[Begin]

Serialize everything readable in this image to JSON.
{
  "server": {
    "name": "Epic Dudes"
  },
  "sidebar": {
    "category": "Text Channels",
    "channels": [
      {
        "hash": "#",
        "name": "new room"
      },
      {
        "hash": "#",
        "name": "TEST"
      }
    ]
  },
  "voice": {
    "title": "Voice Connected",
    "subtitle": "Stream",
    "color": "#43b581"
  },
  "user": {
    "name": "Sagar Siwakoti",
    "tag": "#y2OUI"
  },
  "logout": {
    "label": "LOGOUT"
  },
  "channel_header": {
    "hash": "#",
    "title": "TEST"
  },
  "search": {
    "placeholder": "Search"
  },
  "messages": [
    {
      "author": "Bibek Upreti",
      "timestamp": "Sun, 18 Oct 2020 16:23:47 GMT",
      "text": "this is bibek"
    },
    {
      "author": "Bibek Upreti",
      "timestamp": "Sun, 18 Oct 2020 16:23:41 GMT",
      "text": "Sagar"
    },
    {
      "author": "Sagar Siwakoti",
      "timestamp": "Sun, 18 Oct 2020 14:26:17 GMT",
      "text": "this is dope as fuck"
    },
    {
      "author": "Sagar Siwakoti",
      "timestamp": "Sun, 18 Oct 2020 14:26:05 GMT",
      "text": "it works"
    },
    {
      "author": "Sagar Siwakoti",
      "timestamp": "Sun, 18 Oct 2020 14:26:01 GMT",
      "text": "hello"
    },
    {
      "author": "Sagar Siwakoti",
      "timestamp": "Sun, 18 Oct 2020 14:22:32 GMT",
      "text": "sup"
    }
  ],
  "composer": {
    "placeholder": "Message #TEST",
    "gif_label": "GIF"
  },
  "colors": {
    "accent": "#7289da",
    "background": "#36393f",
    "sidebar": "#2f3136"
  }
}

[End]

• THE EXERCISE
Set down all of the entries exactly, please.

• REPLY
Serialize everything readable in this image to JSON.
{
  "server": {
    "name": "Epic Dudes"
  },
  "sidebar": {
    "category": "Text Channels",
    "channels": [
      {
        "hash": "#",
        "name": "new room"
      },
      {
        "hash": "#",
        "name": "TEST"
      }
    ]
  },
  "voice": {
    "title": "Voice Connected",
    "subtitle": "Stream",
    "color": "#43b581"
  },
  "user": {
    "name": "Sagar Siwakoti",
    "tag": "#y2OUI"
  },
  "logout": {
    "label": "LOGOUT"
  },
  "channel_header": {
    "hash": "#",
    "title": "TEST"
  },
  "search": {
    "placeholder": "Search"
  },
  "messages": [
    {
      "author": "Bibek Upreti",
      "timestamp": "Sun, 18 Oct 2020 16:23:47 GMT",
      "text": "this is bibek"
    },
    {
      "author": "Bibek Upreti",
      "timestamp": "Sun, 18 Oct 2020 16:23:41 GMT",
      "text": "Sagar"
    },
    {
      "author": "Sagar Siwakoti",
      "timestamp": "Sun, 18 Oct 2020 14:26:17 GMT",
      "text": "this is dope as fuck"
    },
    {
      "author": "Sagar Siwakoti",
      "timestamp": "Sun, 18 Oct 2020 14:26:05 GMT",
      "text": "it works"
    },
    {
      "author": "Sagar Siwakoti",
      "timestamp": "Sun, 18 Oct 2020 14:26:01 GMT",
      "text": "hello"
    },
    {
      "author": "Sagar Siwakoti",
      "timestamp": "Sun, 18 Oct 2020 14:22:32 GMT",
      "text": "sup"
    }
  ],
  "composer": {
    "placeholder": "Message #TEST",
    "gif_label": "GIF"
  },
  "colors": {
    "accent": "#7289da",
    "background": "#36393f",
    "sidebar": "#2f3136"
  }
}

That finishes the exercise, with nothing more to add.